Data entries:
────
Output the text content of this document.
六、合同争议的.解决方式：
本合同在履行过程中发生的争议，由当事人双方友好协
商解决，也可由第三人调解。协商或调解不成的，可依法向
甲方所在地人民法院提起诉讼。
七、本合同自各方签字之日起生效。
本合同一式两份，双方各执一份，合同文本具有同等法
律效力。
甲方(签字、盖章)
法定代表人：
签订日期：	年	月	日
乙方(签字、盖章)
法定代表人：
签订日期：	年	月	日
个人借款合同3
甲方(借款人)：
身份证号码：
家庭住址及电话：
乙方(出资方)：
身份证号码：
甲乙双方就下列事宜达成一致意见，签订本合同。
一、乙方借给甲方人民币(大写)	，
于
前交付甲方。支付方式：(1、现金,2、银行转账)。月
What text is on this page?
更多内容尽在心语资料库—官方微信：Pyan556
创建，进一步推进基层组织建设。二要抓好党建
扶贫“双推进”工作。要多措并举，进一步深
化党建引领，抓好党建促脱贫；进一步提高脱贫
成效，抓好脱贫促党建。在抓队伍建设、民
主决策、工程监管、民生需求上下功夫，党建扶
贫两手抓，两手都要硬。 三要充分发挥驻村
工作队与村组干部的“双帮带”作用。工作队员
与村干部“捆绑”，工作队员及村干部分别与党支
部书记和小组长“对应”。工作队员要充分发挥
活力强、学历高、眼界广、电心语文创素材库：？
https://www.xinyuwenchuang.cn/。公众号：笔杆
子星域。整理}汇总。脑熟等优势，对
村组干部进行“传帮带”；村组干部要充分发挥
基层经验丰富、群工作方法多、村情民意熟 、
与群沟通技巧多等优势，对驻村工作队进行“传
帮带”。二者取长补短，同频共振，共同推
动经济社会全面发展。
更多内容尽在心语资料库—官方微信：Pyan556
────
→ PROBLEM REQUIREMENTS
Copy every line from the entries that contains the word "this".

→ PROBLEM SOLUTION
Output the text content of this document.
What text is on this page?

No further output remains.